Stored data entries:
****

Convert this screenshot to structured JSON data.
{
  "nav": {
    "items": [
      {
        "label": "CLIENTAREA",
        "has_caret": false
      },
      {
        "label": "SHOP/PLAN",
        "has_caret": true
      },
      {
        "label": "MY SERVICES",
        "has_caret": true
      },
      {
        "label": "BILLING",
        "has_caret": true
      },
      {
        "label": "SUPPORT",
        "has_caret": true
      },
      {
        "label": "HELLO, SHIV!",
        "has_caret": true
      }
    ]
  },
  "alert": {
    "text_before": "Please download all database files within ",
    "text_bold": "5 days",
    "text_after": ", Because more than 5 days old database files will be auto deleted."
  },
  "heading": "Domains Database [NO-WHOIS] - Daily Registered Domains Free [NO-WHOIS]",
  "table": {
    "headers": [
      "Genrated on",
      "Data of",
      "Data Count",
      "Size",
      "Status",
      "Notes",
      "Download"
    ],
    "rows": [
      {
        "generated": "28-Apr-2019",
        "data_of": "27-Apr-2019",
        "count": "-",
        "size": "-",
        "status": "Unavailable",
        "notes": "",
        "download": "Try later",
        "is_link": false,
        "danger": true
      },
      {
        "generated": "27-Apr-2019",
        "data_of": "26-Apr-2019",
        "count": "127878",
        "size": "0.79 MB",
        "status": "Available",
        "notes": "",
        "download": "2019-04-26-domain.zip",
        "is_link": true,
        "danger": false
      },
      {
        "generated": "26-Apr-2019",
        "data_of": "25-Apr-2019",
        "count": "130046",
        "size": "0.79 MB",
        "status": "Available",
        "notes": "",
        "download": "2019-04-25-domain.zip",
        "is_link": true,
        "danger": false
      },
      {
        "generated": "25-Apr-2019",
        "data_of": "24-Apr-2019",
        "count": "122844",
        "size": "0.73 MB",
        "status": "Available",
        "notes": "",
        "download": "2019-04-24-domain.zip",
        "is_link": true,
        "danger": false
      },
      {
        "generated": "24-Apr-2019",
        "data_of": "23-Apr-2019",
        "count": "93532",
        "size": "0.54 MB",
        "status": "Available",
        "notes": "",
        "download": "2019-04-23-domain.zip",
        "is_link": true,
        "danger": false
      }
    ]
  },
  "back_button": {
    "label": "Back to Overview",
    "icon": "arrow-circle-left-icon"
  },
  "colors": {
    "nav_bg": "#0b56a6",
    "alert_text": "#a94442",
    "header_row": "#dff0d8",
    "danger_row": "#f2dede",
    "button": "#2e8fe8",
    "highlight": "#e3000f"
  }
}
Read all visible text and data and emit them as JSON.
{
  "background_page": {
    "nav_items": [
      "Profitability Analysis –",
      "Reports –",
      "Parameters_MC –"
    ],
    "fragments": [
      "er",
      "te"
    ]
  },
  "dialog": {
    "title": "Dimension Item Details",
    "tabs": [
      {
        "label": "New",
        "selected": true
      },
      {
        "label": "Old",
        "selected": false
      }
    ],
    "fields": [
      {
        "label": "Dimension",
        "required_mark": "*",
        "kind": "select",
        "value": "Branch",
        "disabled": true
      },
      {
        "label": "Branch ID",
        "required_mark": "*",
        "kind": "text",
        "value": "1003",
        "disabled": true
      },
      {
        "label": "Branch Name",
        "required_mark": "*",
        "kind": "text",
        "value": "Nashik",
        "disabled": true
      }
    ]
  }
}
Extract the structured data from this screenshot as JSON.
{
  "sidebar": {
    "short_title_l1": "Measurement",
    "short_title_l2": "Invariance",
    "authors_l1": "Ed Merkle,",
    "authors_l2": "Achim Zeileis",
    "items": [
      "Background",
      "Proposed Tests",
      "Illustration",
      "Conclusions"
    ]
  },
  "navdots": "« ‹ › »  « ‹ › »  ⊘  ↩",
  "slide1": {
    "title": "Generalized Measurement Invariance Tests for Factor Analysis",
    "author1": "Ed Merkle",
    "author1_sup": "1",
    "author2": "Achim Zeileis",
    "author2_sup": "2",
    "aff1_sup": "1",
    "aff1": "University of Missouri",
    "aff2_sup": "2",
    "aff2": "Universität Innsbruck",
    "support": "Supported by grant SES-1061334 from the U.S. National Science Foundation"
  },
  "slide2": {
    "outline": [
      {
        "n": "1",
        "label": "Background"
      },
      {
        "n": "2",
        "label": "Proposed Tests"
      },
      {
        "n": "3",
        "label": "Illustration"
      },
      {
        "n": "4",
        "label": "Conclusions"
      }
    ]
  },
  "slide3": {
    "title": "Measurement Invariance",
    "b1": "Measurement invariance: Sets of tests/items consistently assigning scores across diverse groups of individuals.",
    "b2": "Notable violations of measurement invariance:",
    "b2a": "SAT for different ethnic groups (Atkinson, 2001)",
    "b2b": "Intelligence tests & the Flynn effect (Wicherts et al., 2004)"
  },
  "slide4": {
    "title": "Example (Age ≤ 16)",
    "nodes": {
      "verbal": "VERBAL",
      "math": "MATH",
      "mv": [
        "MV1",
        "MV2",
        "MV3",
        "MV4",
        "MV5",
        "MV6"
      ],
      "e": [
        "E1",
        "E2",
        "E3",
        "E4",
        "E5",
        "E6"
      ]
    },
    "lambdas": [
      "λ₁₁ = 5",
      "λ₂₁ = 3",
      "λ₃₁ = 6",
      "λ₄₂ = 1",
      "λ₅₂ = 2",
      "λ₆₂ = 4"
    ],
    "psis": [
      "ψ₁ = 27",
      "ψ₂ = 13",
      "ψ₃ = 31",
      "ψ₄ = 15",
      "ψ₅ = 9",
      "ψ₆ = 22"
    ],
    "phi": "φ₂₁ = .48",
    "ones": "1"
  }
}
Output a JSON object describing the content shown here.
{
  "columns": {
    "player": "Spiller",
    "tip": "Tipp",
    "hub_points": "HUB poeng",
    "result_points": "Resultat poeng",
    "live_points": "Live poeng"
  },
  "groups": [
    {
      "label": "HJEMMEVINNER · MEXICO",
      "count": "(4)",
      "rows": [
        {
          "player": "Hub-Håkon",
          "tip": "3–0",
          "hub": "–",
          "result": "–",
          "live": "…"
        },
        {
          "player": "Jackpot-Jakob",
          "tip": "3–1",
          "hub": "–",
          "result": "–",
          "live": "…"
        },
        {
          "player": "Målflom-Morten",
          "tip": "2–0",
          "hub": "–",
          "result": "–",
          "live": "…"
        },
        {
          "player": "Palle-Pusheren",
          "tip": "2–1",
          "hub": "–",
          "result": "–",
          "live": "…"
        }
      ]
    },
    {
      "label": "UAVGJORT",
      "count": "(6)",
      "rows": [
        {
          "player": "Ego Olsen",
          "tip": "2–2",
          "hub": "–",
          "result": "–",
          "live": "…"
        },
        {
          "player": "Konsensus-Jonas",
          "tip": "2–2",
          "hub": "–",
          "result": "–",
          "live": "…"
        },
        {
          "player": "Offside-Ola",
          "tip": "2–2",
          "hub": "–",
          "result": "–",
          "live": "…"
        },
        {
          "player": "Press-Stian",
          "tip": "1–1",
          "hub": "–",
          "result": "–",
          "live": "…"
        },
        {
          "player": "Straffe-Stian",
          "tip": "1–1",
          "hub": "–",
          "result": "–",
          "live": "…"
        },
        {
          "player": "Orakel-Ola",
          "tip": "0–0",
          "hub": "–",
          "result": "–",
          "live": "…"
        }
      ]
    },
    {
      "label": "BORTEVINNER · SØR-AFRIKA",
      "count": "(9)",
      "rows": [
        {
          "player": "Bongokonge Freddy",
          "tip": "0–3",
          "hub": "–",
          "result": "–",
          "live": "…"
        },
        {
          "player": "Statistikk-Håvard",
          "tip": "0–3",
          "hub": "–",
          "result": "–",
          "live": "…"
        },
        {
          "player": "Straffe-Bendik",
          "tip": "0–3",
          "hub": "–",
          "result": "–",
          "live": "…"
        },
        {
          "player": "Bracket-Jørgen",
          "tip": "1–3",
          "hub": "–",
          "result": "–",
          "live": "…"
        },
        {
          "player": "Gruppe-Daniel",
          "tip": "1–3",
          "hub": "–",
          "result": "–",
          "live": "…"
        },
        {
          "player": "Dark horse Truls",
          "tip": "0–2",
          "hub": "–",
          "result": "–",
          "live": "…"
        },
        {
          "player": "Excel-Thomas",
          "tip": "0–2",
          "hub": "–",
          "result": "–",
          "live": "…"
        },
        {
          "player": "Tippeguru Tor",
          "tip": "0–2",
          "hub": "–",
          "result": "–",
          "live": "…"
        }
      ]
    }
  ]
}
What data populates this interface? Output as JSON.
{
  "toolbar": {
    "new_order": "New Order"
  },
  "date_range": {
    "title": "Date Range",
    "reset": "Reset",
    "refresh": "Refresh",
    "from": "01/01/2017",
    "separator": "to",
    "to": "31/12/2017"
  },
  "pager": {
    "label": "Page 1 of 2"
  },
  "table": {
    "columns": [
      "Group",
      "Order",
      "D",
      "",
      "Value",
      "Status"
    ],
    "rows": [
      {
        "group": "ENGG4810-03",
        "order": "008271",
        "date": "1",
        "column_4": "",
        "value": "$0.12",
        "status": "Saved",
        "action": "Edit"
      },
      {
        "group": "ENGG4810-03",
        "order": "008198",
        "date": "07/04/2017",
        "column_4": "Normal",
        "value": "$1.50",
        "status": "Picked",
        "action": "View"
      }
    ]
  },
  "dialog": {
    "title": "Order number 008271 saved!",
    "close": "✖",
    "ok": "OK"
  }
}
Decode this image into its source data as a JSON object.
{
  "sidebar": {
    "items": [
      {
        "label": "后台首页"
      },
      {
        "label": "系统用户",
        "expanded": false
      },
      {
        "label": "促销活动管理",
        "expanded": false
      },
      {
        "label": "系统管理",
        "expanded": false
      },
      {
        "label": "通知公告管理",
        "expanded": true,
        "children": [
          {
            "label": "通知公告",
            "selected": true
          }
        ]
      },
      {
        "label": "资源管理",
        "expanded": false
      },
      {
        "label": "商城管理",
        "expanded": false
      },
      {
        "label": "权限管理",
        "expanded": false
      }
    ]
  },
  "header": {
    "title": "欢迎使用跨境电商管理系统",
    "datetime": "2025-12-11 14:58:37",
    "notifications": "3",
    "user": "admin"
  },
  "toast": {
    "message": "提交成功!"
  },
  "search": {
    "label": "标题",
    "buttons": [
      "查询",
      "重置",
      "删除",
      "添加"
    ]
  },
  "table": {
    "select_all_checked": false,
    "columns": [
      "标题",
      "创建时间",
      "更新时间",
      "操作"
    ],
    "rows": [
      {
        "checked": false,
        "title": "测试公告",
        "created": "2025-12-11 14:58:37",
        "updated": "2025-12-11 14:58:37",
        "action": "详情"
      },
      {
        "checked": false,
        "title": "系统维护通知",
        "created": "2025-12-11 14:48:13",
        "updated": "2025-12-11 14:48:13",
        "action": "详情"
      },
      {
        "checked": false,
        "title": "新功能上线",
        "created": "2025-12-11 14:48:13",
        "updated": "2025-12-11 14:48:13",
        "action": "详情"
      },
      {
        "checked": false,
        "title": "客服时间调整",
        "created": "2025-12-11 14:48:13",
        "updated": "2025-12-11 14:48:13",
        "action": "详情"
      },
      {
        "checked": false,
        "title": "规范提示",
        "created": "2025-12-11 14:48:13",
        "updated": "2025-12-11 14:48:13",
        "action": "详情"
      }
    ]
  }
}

****

- Do this
Copy each line above that contains the string "from".

- Worked solution
Extract the structured data from this screenshot as JSON.
    "support": "Supported by grant SES-1061334 from the U.S. National Science Foundation"
    "from": "01/01/2017",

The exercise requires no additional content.